Return exactly the lines from the "OCR this image." line through the last line of the entries below. Include no pictures.

[BEGIN RECORDS TO USE]

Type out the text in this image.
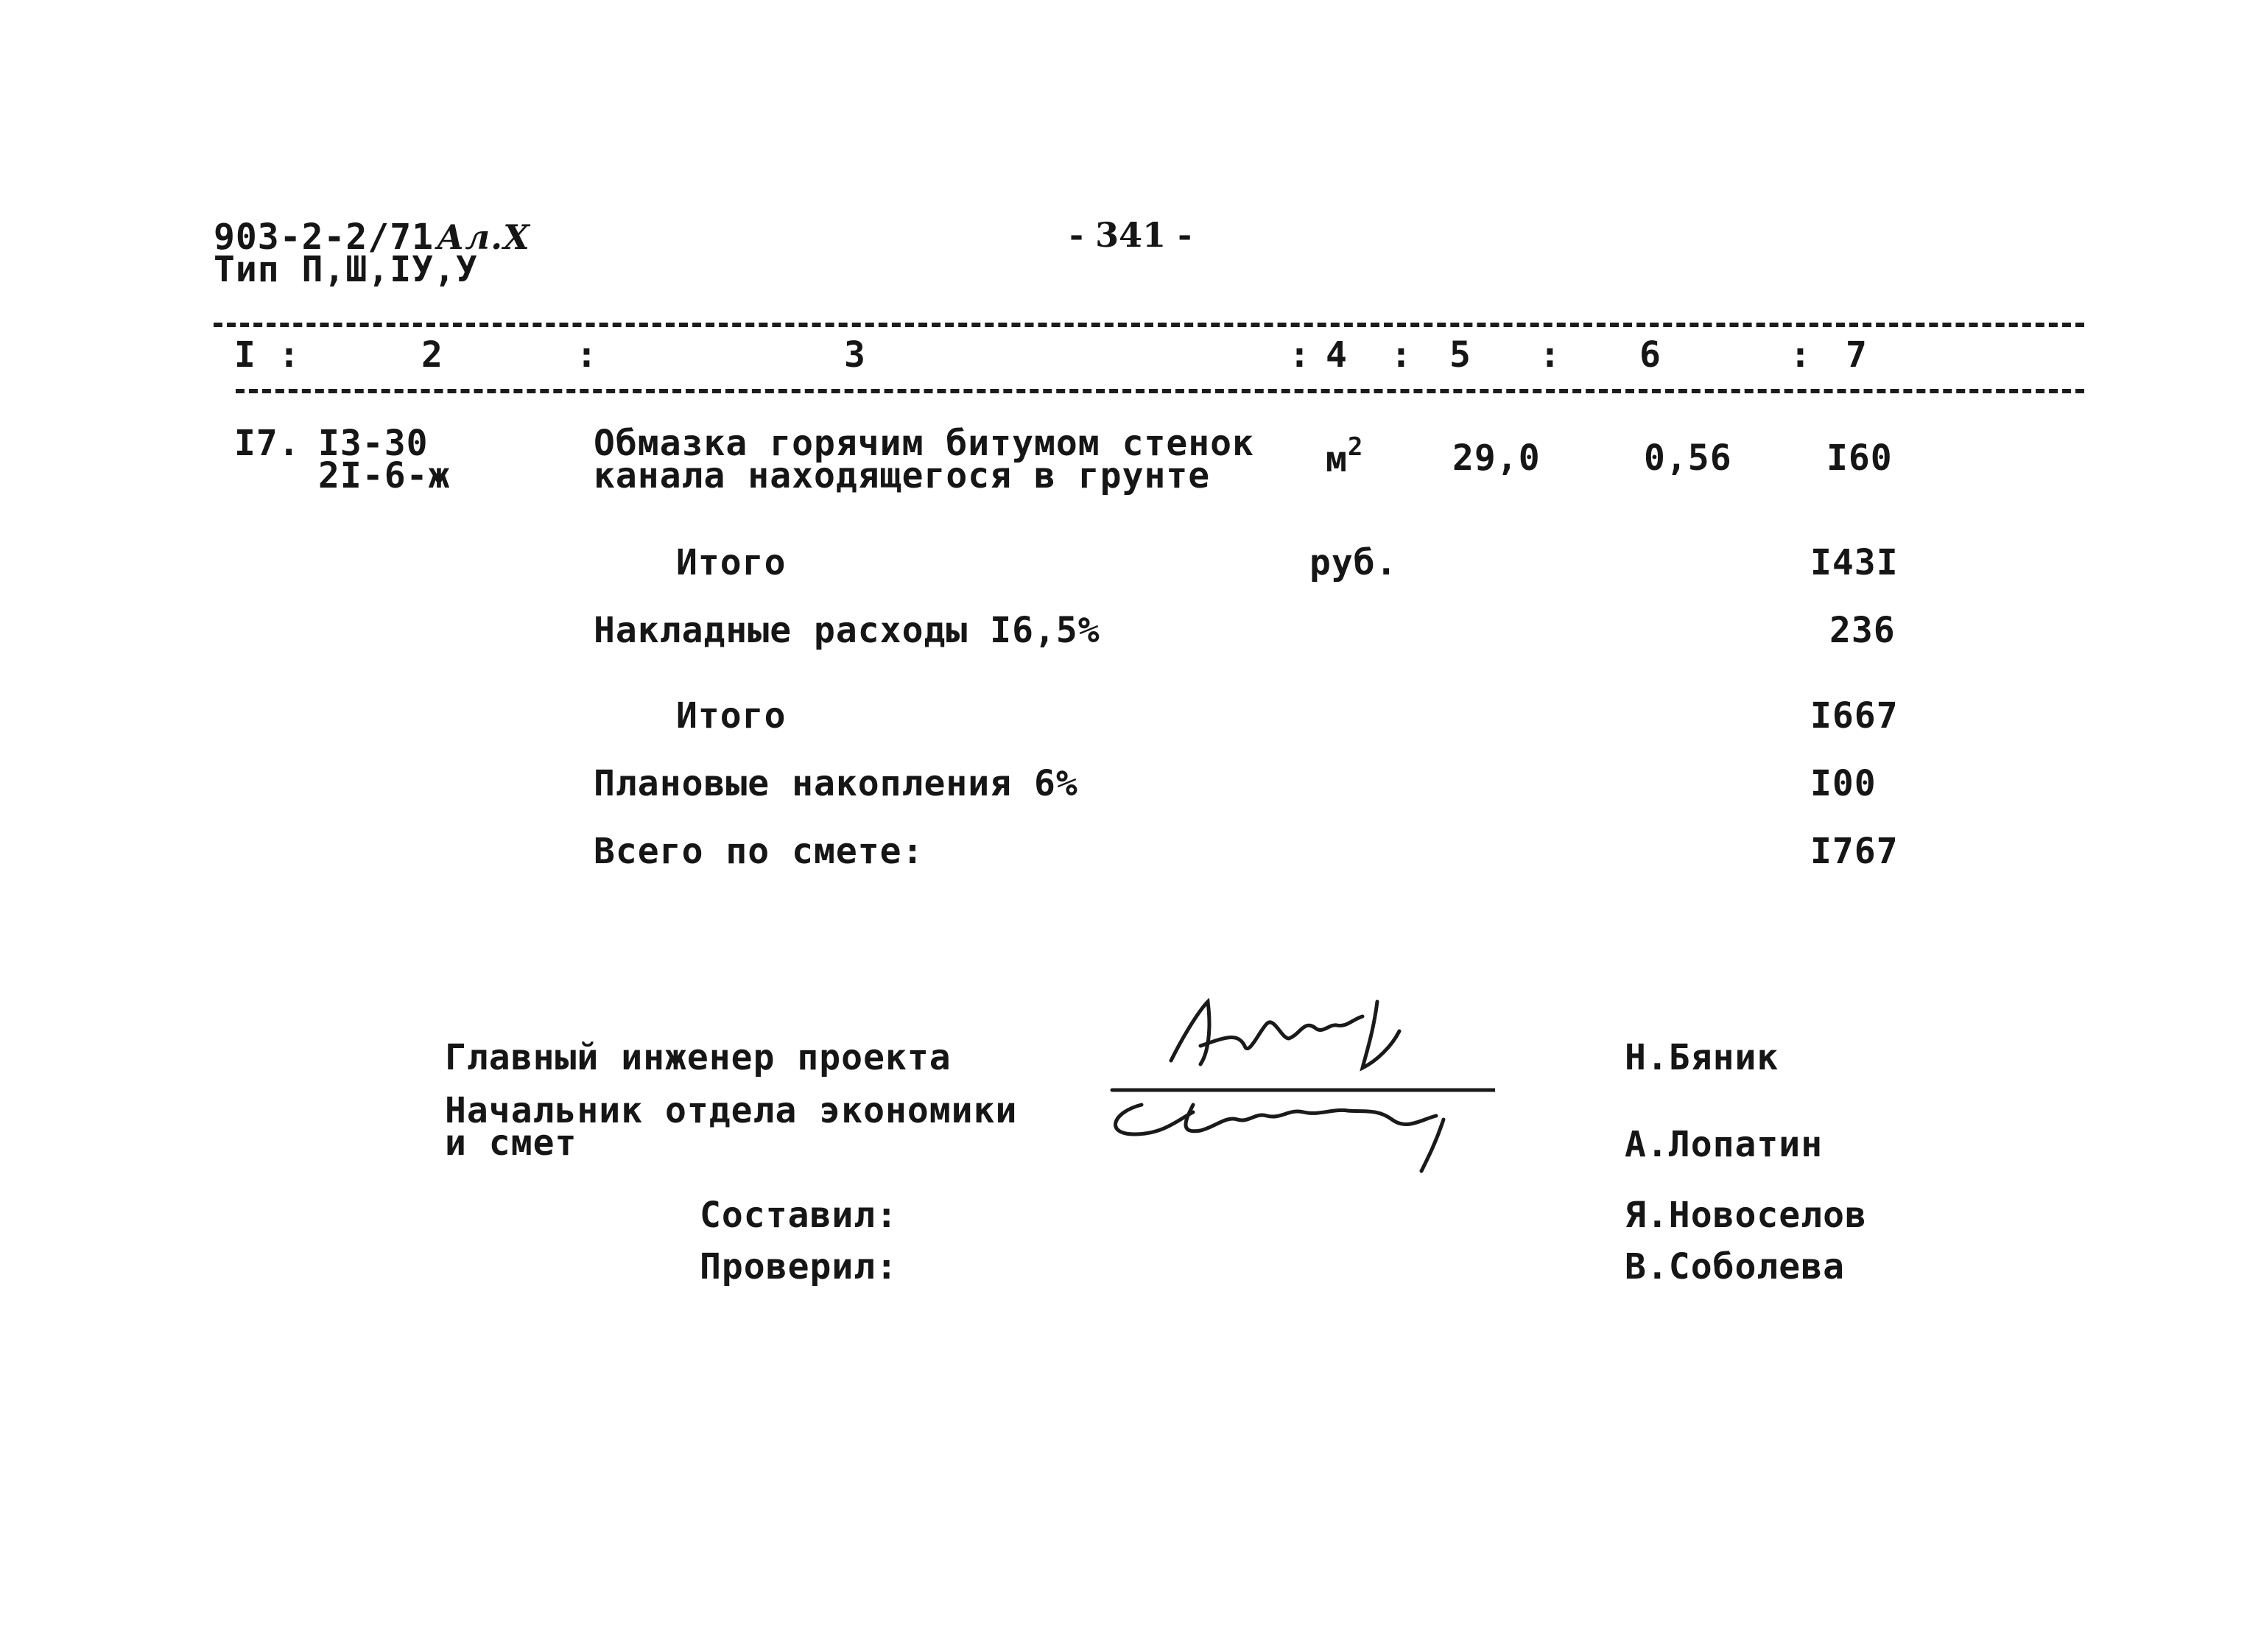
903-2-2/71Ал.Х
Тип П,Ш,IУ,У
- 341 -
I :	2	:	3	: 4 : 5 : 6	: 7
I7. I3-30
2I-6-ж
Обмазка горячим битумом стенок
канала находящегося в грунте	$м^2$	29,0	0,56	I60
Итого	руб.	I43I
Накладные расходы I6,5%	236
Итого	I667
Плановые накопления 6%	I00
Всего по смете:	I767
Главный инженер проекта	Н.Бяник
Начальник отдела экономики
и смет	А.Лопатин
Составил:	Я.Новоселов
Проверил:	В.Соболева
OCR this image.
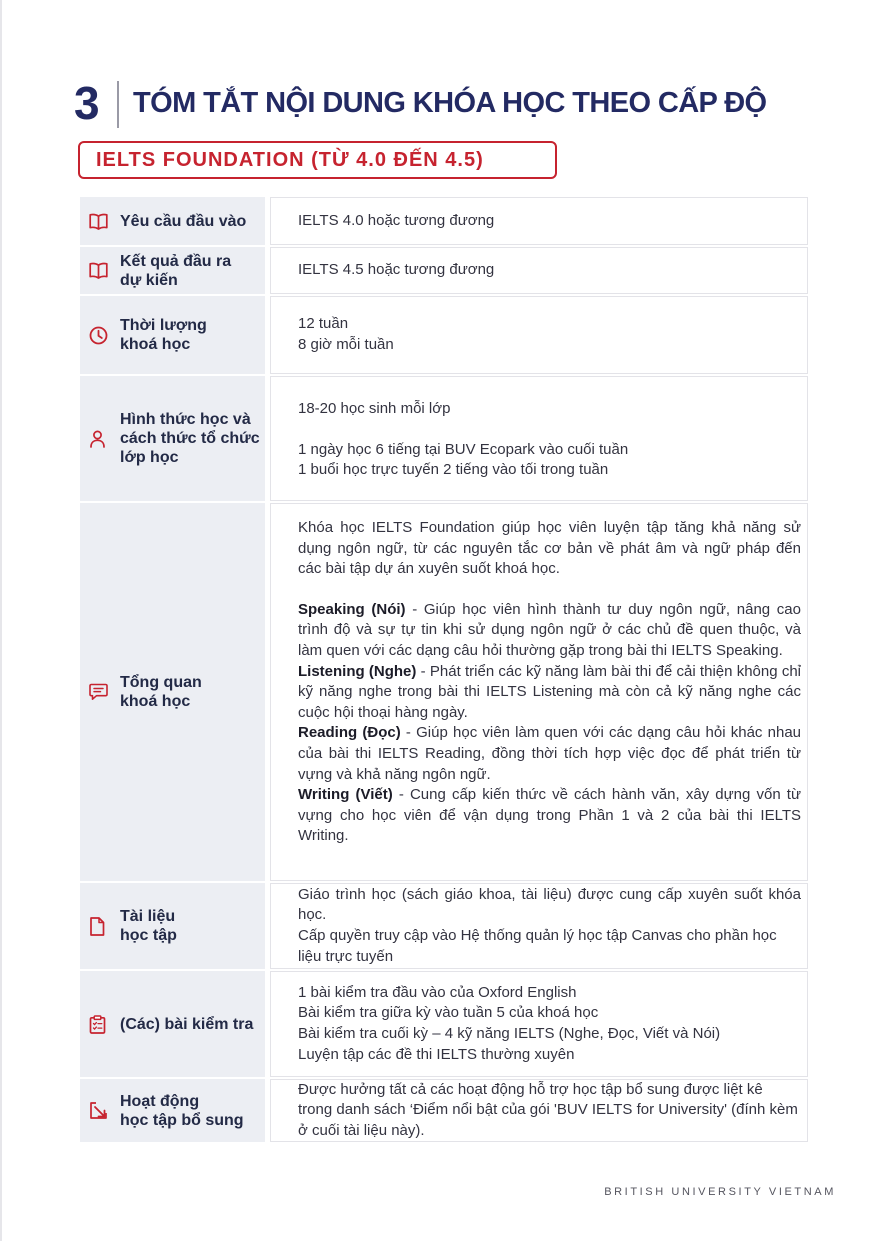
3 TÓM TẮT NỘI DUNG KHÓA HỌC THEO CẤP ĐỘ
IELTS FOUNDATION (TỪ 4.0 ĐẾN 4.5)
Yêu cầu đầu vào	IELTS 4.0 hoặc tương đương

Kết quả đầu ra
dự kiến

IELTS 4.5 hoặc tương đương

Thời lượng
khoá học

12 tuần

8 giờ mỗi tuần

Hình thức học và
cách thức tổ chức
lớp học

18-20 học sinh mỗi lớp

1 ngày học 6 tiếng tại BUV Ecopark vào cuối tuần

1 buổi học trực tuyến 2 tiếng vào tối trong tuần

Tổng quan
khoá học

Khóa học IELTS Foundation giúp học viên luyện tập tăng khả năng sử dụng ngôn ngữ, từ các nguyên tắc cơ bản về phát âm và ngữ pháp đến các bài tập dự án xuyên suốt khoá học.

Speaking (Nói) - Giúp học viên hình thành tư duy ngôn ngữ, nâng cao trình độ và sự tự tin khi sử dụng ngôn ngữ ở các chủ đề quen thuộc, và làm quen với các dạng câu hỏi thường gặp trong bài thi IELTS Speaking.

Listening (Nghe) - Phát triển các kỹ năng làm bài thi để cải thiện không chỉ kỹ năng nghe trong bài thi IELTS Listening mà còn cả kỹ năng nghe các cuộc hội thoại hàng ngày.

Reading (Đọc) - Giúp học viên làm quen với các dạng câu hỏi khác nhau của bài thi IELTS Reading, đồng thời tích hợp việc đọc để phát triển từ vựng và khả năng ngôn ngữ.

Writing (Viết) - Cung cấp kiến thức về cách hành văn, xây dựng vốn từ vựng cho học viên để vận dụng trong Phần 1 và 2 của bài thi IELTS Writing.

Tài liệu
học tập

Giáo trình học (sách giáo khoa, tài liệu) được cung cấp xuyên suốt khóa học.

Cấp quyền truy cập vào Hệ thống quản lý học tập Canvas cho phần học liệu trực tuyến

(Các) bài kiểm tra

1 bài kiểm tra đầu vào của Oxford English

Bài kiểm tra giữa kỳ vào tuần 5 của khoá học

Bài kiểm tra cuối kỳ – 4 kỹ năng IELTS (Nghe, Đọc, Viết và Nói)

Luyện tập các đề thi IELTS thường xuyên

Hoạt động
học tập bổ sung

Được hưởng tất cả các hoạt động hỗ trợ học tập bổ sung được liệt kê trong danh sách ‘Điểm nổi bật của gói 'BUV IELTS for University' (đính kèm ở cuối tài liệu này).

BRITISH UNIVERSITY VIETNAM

[END RECORDS TO USE]

SOLUTION
OCR this image.
3 TÓM TẮT NỘI DUNG KHÓA HỌC THEO CẤP ĐỘ
IELTS FOUNDATION (TỪ 4.0 ĐẾN 4.5)
Yêu cầu đầu vào	IELTS 4.0 hoặc tương đương

Kết quả đầu ra
dự kiến

IELTS 4.5 hoặc tương đương

Thời lượng
khoá học

12 tuần

8 giờ mỗi tuần

Hình thức học và
cách thức tổ chức
lớp học

18-20 học sinh mỗi lớp

1 ngày học 6 tiếng tại BUV Ecopark vào cuối tuần

1 buổi học trực tuyến 2 tiếng vào tối trong tuần

Tổng quan
khoá học

Khóa học IELTS Foundation giúp học viên luyện tập tăng khả năng sử dụng ngôn ngữ, từ các nguyên tắc cơ bản về phát âm và ngữ pháp đến các bài tập dự án xuyên suốt khoá học.

Speaking (Nói) - Giúp học viên hình thành tư duy ngôn ngữ, nâng cao trình độ và sự tự tin khi sử dụng ngôn ngữ ở các chủ đề quen thuộc, và làm quen với các dạng câu hỏi thường gặp trong bài thi IELTS Speaking.

Listening (Nghe) - Phát triển các kỹ năng làm bài thi để cải thiện không chỉ kỹ năng nghe trong bài thi IELTS Listening mà còn cả kỹ năng nghe các cuộc hội thoại hàng ngày.

Reading (Đọc) - Giúp học viên làm quen với các dạng câu hỏi khác nhau của bài thi IELTS Reading, đồng thời tích hợp việc đọc để phát triển từ vựng và khả năng ngôn ngữ.

Writing (Viết) - Cung cấp kiến thức về cách hành văn, xây dựng vốn từ vựng cho học viên để vận dụng trong Phần 1 và 2 của bài thi IELTS Writing.

Tài liệu
học tập

Giáo trình học (sách giáo khoa, tài liệu) được cung cấp xuyên suốt khóa học.

Cấp quyền truy cập vào Hệ thống quản lý học tập Canvas cho phần học liệu trực tuyến

(Các) bài kiểm tra

1 bài kiểm tra đầu vào của Oxford English

Bài kiểm tra giữa kỳ vào tuần 5 của khoá học

Bài kiểm tra cuối kỳ – 4 kỹ năng IELTS (Nghe, Đọc, Viết và Nói)

Luyện tập các đề thi IELTS thường xuyên

Hoạt động
học tập bổ sung

Được hưởng tất cả các hoạt động hỗ trợ học tập bổ sung được liệt kê trong danh sách ‘Điểm nổi bật của gói 'BUV IELTS for University' (đính kèm ở cuối tài liệu này).

BRITISH UNIVERSITY VIETNAM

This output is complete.